Directions for this task
Would you transcribe the whole listing exactly, minus its pictures?

>> begin Provided records

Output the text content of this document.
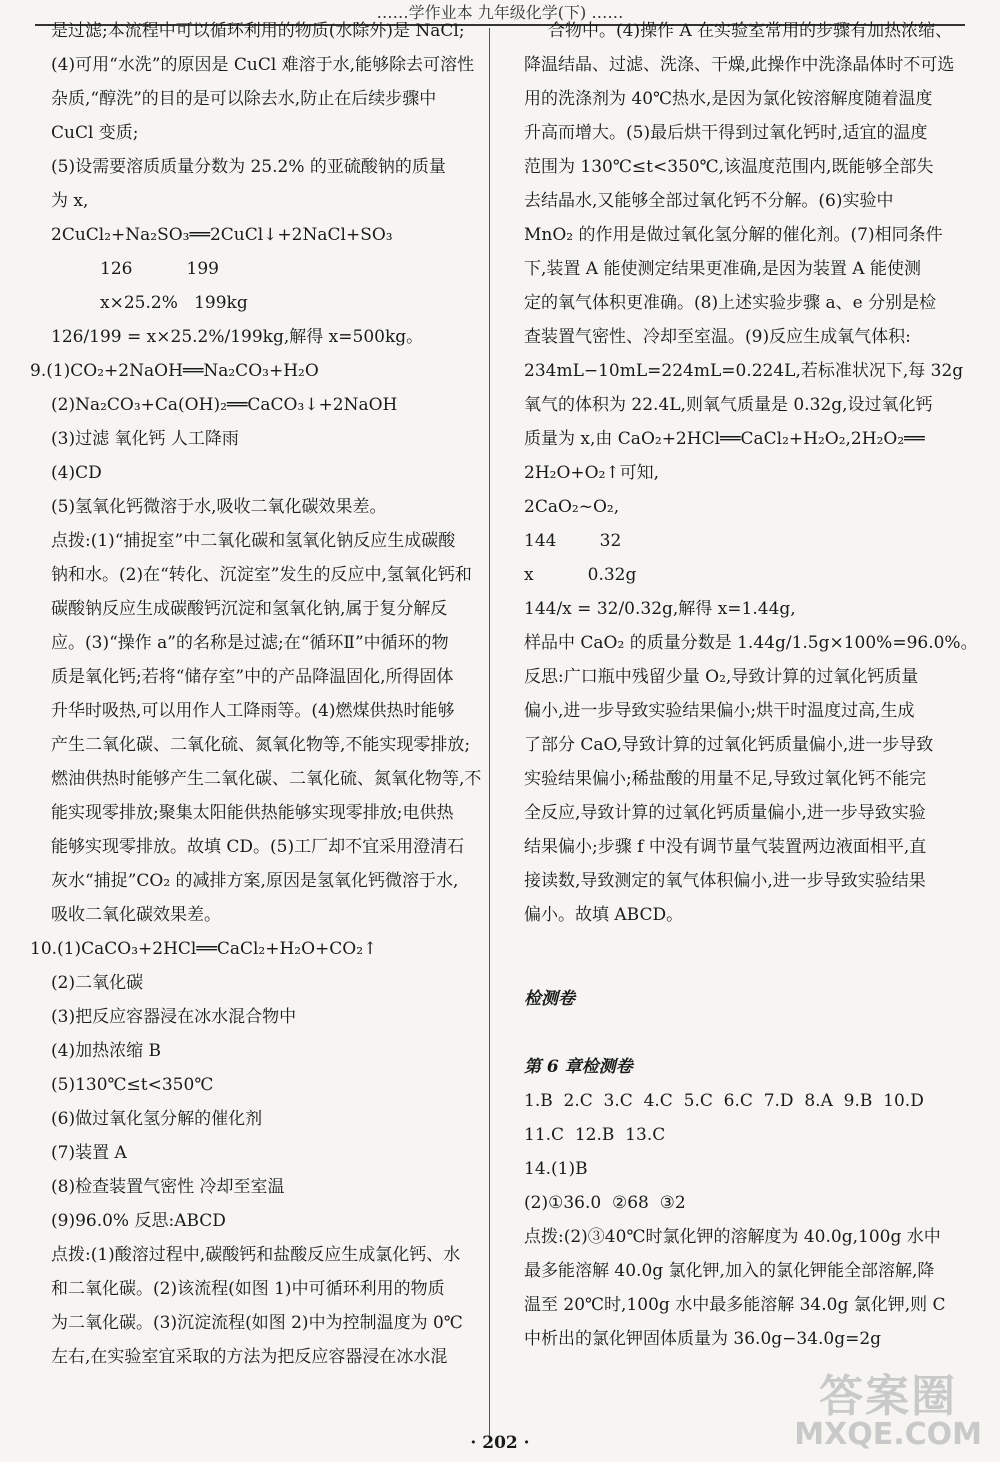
……学作业本 九年级化学(下) ……
是过滤;本流程中可以循环利用的物质(水除外)是 NaCl;
(4)可用“水洗”的原因是 CuCl 难溶于水,能够除去可溶性
杂质,“醇洗”的目的是可以除去水,防止在后续步骤中
CuCl 变质;
(5)设需要溶质质量分数为 25.2% 的亚硫酸钠的质量
为 x,
2CuCl₂+Na₂SO₃══2CuCl↓+2NaCl+SO₃
126          199
x×25.2%   199kg
126/199 = x×25.2%/199kg,解得 x=500kg。
9.(1)CO₂+2NaOH══Na₂CO₃+H₂O
(2)Na₂CO₃+Ca(OH)₂══CaCO₃↓+2NaOH
(3)过滤 氧化钙 人工降雨
(4)CD
(5)氢氧化钙微溶于水,吸收二氧化碳效果差。
点拨:(1)“捕捉室”中二氧化碳和氢氧化钠反应生成碳酸
钠和水。(2)在“转化、沉淀室”发生的反应中,氢氧化钙和
碳酸钠反应生成碳酸钙沉淀和氢氧化钠,属于复分解反
应。(3)“操作 a”的名称是过滤;在“循环Ⅱ”中循环的物
质是氧化钙;若将“储存室”中的产品降温固化,所得固体
升华时吸热,可以用作人工降雨等。(4)燃煤供热时能够
产生二氧化碳、二氧化硫、氮氧化物等,不能实现零排放;
燃油供热时能够产生二氧化碳、二氧化硫、氮氧化物等,不
能实现零排放;聚集太阳能供热能够实现零排放;电供热
能够实现零排放。故填 CD。(5)工厂却不宜采用澄清石
灰水“捕捉”CO₂ 的减排方案,原因是氢氧化钙微溶于水,
吸收二氧化碳效果差。
10.(1)CaCO₃+2HCl══CaCl₂+H₂O+CO₂↑
(2)二氧化碳
(3)把反应容器浸在冰水混合物中
(4)加热浓缩 B
(5)130℃≤t<350℃
(6)做过氧化氢分解的催化剂
(7)装置 A
(8)检查装置气密性 冷却至室温
(9)96.0% 反思:ABCD
点拨:(1)酸溶过程中,碳酸钙和盐酸反应生成氯化钙、水
和二氧化碳。(2)该流程(如图 1)中可循环利用的物质
为二氧化碳。(3)沉淀流程(如图 2)中为控制温度为 0℃
左右,在实验室宜采取的方法为把反应容器浸在冰水混
合物中。(4)操作 A 在实验室常用的步骤有加热浓缩、
降温结晶、过滤、洗涤、干燥,此操作中洗涤晶体时不可选
用的洗涤剂为 40℃热水,是因为氯化铵溶解度随着温度
升高而增大。(5)最后烘干得到过氧化钙时,适宜的温度
范围为 130℃≤t<350℃,该温度范围内,既能够全部失
去结晶水,又能够全部过氧化钙不分解。(6)实验中
MnO₂ 的作用是做过氧化氢分解的催化剂。(7)相同条件
下,装置 A 能使测定结果更准确,是因为装置 A 能使测
定的氧气体积更准确。(8)上述实验步骤 a、e 分别是检
查装置气密性、冷却至室温。(9)反应生成氧气体积:
234mL−10mL=224mL=0.224L,若标准状况下,每 32g
氧气的体积为 22.4L,则氧气质量是 0.32g,设过氧化钙
质量为 x,由 CaO₂+2HCl══CaCl₂+H₂O₂,2H₂O₂══
2H₂O+O₂↑可知,
2CaO₂~O₂,
144        32
x          0.32g
144/x = 32/0.32g,解得 x=1.44g,
样品中 CaO₂ 的质量分数是 1.44g/1.5g×100%=96.0%。
反思:广口瓶中残留少量 O₂,导致计算的过氧化钙质量
偏小,进一步导致实验结果偏小;烘干时温度过高,生成
了部分 CaO,导致计算的过氧化钙质量偏小,进一步导致
实验结果偏小;稀盐酸的用量不足,导致过氧化钙不能完
全反应,导致计算的过氧化钙质量偏小,进一步导致实验
结果偏小;步骤 f 中没有调节量气装置两边液面相平,直
接读数,导致测定的氧气体积偏小,进一步导致实验结果
偏小。故填 ABCD。
检测卷
第 6 章检测卷
1.B  2.C  3.C  4.C  5.C  6.C  7.D  8.A  9.B  10.D
11.C  12.B  13.C
14.(1)B
(2)①36.0  ②68  ③2
点拨:(2)③40℃时氯化钾的溶解度为 40.0g,100g 水中
最多能溶解 40.0g 氯化钾,加入的氯化钾能全部溶解,降
温至 20℃时,100g 水中最多能溶解 34.0g 氯化钾,则 C
中析出的氯化钾固体质量为 36.0g−34.0g=2g
· 202 ·
答案圈
MXQE.COM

>> end Provided records

Worked answer
Output the text content of this document.
……学作业本 九年级化学(下) ……
是过滤;本流程中可以循环利用的物质(水除外)是 NaCl;
(4)可用“水洗”的原因是 CuCl 难溶于水,能够除去可溶性
杂质,“醇洗”的目的是可以除去水,防止在后续步骤中
CuCl 变质;
(5)设需要溶质质量分数为 25.2% 的亚硫酸钠的质量
为 x,
2CuCl₂+Na₂SO₃══2CuCl↓+2NaCl+SO₃
126          199
x×25.2%   199kg
126/199 = x×25.2%/199kg,解得 x=500kg。
9.(1)CO₂+2NaOH══Na₂CO₃+H₂O
(2)Na₂CO₃+Ca(OH)₂══CaCO₃↓+2NaOH
(3)过滤 氧化钙 人工降雨
(4)CD
(5)氢氧化钙微溶于水,吸收二氧化碳效果差。
点拨:(1)“捕捉室”中二氧化碳和氢氧化钠反应生成碳酸
钠和水。(2)在“转化、沉淀室”发生的反应中,氢氧化钙和
碳酸钠反应生成碳酸钙沉淀和氢氧化钠,属于复分解反
应。(3)“操作 a”的名称是过滤;在“循环Ⅱ”中循环的物
质是氧化钙;若将“储存室”中的产品降温固化,所得固体
升华时吸热,可以用作人工降雨等。(4)燃煤供热时能够
产生二氧化碳、二氧化硫、氮氧化物等,不能实现零排放;
燃油供热时能够产生二氧化碳、二氧化硫、氮氧化物等,不
能实现零排放;聚集太阳能供热能够实现零排放;电供热
能够实现零排放。故填 CD。(5)工厂却不宜采用澄清石
灰水“捕捉”CO₂ 的减排方案,原因是氢氧化钙微溶于水,
吸收二氧化碳效果差。
10.(1)CaCO₃+2HCl══CaCl₂+H₂O+CO₂↑
(2)二氧化碳
(3)把反应容器浸在冰水混合物中
(4)加热浓缩 B
(5)130℃≤t<350℃
(6)做过氧化氢分解的催化剂
(7)装置 A
(8)检查装置气密性 冷却至室温
(9)96.0% 反思:ABCD
点拨:(1)酸溶过程中,碳酸钙和盐酸反应生成氯化钙、水
和二氧化碳。(2)该流程(如图 1)中可循环利用的物质
为二氧化碳。(3)沉淀流程(如图 2)中为控制温度为 0℃
左右,在实验室宜采取的方法为把反应容器浸在冰水混
合物中。(4)操作 A 在实验室常用的步骤有加热浓缩、
降温结晶、过滤、洗涤、干燥,此操作中洗涤晶体时不可选
用的洗涤剂为 40℃热水,是因为氯化铵溶解度随着温度
升高而增大。(5)最后烘干得到过氧化钙时,适宜的温度
范围为 130℃≤t<350℃,该温度范围内,既能够全部失
去结晶水,又能够全部过氧化钙不分解。(6)实验中
MnO₂ 的作用是做过氧化氢分解的催化剂。(7)相同条件
下,装置 A 能使测定结果更准确,是因为装置 A 能使测
定的氧气体积更准确。(8)上述实验步骤 a、e 分别是检
查装置气密性、冷却至室温。(9)反应生成氧气体积:
234mL−10mL=224mL=0.224L,若标准状况下,每 32g
氧气的体积为 22.4L,则氧气质量是 0.32g,设过氧化钙
质量为 x,由 CaO₂+2HCl══CaCl₂+H₂O₂,2H₂O₂══
2H₂O+O₂↑可知,
2CaO₂~O₂,
144        32
x          0.32g
144/x = 32/0.32g,解得 x=1.44g,
样品中 CaO₂ 的质量分数是 1.44g/1.5g×100%=96.0%。
反思:广口瓶中残留少量 O₂,导致计算的过氧化钙质量
偏小,进一步导致实验结果偏小;烘干时温度过高,生成
了部分 CaO,导致计算的过氧化钙质量偏小,进一步导致
实验结果偏小;稀盐酸的用量不足,导致过氧化钙不能完
全反应,导致计算的过氧化钙质量偏小,进一步导致实验
结果偏小;步骤 f 中没有调节量气装置两边液面相平,直
接读数,导致测定的氧气体积偏小,进一步导致实验结果
偏小。故填 ABCD。
检测卷
第 6 章检测卷
1.B  2.C  3.C  4.C  5.C  6.C  7.D  8.A  9.B  10.D
11.C  12.B  13.C
14.(1)B
(2)①36.0  ②68  ③2
点拨:(2)③40℃时氯化钾的溶解度为 40.0g,100g 水中
最多能溶解 40.0g 氯化钾,加入的氯化钾能全部溶解,降
温至 20℃时,100g 水中最多能溶解 34.0g 氯化钾,则 C
中析出的氯化钾固体质量为 36.0g−34.0g=2g
· 202 ·
答案圈
MXQE.COM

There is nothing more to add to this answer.